Consigna
Prosigue la crónica sobre los jinetes criollos dominicanos que figura más abajo, escribiendo a partir de su última oración.

Fragmento citado
A lomo de Rocinante
Don Atila estuvo en Nagua

<STRONG>A lomo de Rocinante</STRONG><BR>Don Atila estuvo en Nagua

FEDERICO JÓVINE BERMÚDEZ
La Gándara fue el primero en hacerlo constar, cuando afirmó que los dominicanos «montaban a caballo con una destreza que solo podría ser superada por los miembros que conformaron la Horda Dorada» Tal juicio, quizás pensado con la intención de dejarlo caer como un insulto, fue el más encendido y conceptuoso halago vertido por un extraño de sus capacidades, a las habilidades para la monta desarrolladas por los jinetes criollos, desde los tiempos iniciales de la colonia, hasta los tiempos de la Anexión.

Centauros que para esas épocas, y casi hasta nuestros días desdeñaban las sillas, y galopaban con sus filosas espuelas espejeando y desgarrando los ijares ensangrentados de las bestias, lanzándolas al combate donde a golpes de mandobles, de sables y olvidados hasta de Dios, construirían el solar, la Patria o el espacio que cada quien adivinaba como posible por dentro de su alma.

Tiempos duros dedicados al asalto de las barricadas, y de las inexpugnables polleras de las apetecibles damas que desde entonces se daban por estos andurriales, sin que fueran ni por un asomo combatientes, como la Juana Saltitopa, que siempre supo andar de coronela braveando de fiestas en fiesta, hasta que fue sorprendida por la muerte. O como la Secundina Reyes, que de señora de horca y cuchillo de sus predios, devino durante muchísimo tiempo en asaltante de caminos y de oficialías trasnochadas, en las juridisciones conformadas en las viejas tierras del Hato Mayor del Rey.

Pero de que fueron jinetes, lo fueron. Secundina le contó a mi protoabuelo el licenciado Luis Arturo Bermúdez, quien le sirvió como abogado en uno de sus múltiples casos, cómo pudo contestar el fuego de la emboscada en tanto escapaba a galope tendido, por entre la metralla de los contrarios.

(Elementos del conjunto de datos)
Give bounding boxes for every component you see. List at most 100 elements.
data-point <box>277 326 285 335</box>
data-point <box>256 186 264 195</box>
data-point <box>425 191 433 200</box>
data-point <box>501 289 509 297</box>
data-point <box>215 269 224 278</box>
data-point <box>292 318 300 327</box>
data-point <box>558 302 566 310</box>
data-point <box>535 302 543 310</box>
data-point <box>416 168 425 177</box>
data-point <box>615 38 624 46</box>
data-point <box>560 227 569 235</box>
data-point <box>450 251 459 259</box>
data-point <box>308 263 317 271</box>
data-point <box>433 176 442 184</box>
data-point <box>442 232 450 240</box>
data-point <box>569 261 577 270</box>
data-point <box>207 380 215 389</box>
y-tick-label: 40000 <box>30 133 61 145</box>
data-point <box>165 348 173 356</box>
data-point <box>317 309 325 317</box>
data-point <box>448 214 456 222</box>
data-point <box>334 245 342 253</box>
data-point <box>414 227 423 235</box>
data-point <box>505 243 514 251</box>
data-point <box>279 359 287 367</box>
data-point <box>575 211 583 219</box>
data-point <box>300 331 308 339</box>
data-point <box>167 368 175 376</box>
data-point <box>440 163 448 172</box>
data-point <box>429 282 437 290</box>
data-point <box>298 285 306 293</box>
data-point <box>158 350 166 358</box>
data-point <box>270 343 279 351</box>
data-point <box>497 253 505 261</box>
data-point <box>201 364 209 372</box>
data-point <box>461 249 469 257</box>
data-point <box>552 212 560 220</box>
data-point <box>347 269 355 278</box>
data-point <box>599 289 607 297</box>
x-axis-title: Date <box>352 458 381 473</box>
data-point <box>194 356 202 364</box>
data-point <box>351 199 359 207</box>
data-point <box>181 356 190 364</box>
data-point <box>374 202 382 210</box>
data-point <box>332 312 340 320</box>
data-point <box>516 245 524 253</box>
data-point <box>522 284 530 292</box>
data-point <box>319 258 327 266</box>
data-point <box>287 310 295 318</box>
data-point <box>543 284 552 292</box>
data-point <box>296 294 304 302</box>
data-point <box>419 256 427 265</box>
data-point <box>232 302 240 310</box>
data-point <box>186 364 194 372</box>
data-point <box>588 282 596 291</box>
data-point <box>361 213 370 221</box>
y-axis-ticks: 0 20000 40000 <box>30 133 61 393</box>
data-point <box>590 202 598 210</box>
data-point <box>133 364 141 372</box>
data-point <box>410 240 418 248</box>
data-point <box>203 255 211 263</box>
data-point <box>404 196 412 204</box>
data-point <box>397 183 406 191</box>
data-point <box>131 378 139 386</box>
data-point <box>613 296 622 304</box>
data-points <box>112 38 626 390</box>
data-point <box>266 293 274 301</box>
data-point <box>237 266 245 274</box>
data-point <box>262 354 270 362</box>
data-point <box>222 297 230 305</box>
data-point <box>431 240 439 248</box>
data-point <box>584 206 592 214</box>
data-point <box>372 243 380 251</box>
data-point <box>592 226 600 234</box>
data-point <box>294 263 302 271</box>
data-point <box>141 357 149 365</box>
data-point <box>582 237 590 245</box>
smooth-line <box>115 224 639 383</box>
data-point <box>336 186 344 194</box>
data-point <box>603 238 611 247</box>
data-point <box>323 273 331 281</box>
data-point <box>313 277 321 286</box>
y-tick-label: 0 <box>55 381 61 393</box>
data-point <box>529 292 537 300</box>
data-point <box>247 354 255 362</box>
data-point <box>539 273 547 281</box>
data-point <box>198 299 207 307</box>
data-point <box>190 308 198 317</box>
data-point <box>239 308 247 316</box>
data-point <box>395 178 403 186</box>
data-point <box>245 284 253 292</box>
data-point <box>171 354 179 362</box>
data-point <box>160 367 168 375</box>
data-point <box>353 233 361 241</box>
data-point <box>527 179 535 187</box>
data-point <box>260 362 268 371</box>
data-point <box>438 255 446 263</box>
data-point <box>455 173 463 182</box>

Resultado
-«Adió licenciado, agarrando la jáquima con lo deo de lo pie y er jilo de lo diente, ei reto e jitoria, pa que yo se la cuente». Luperón en Guanuma, al saber que se enfrenta a la muerte, ordena a los artilleros: ¡Abran fuego carajo! en tanto galopaba hacia el cerrado pelotón español, rompiendo la formación, borrando con su mandoble los ángulos y el reglaje de los disparos, salvando a sus hombres y perdiéndose en la retaguardia del «Batallón de La Reina», para continuar encendiendo la manigua.

Con Atila nos encontramos una mañana en Nagua, mientras hecho el pendejo chequeaba las evoluciones de unos motoconchistas: – ¿Qué hace usted aquí? Le pregunté sobrecogido de espanto: _Mirando la forma en que montan estos tártaros, y pensando que si yo lograra realizar la leva de un ejército con hombres de esas capacidades motoconchísticas, podría volver a intentar la conquista del mundo, esta vez con ciertas garantías de triunfo. Porque todas las evoluciones que hacen estos cabrones en esos motorcitos, las quise yo hacer siempre al lomo de mi caballo, y nunca pude encontrar, como estos, la forma de afincar una pierna en medio de la calle, para girar sobre ella hasta que el zapato me oliera a ajo. Entonces, o éstos son jinetes más versados que nosotros, o los motores son mejores elementos para ser utilizados en una guerra, que los tristes y esmirriados caballitos. Yo le juro a usted poeta, que con cien de estos tártaros motorizados yo le marcho a Nueva York ? y me lo meto en un bolsillo.